— EXERCISE DATA —
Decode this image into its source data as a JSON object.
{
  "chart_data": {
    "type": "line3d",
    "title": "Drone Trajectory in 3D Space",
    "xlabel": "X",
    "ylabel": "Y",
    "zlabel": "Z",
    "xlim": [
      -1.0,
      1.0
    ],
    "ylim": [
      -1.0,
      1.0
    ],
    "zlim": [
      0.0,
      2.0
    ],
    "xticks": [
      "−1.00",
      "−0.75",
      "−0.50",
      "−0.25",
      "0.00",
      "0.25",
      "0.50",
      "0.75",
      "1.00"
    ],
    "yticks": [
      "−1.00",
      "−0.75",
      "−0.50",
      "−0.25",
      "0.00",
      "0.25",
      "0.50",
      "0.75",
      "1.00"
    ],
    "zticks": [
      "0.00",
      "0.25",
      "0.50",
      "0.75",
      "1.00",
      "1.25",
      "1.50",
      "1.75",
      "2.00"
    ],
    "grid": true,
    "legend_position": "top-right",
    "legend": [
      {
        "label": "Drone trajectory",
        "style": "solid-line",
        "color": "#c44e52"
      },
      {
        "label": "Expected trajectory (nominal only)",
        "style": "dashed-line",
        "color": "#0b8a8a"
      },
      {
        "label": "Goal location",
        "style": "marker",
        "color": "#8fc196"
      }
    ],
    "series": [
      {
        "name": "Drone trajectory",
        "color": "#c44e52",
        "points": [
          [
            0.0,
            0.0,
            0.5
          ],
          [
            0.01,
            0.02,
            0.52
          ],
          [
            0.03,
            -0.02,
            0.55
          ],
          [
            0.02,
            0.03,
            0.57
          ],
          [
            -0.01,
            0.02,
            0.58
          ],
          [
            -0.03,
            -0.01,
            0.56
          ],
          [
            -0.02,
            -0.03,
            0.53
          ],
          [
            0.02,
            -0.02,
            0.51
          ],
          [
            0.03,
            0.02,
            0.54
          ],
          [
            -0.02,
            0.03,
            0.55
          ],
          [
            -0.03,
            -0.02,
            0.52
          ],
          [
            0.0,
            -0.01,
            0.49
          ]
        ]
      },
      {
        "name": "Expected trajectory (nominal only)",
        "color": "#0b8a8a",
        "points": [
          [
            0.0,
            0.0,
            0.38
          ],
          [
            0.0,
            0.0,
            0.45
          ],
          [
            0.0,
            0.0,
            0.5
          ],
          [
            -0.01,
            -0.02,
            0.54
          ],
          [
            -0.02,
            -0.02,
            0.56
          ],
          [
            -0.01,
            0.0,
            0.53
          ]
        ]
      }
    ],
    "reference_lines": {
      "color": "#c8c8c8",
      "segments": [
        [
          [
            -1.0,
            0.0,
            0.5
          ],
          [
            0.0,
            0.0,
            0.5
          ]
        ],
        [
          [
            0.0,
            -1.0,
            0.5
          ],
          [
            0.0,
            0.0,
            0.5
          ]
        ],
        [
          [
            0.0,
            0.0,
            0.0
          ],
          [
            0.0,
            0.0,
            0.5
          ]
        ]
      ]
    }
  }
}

— REQUIREMENT —
Copy each line of the listing that holds the word "style".

— RESPONSE —
        "style": "solid-line",
        "style": "dashed-line",
        "style": "marker",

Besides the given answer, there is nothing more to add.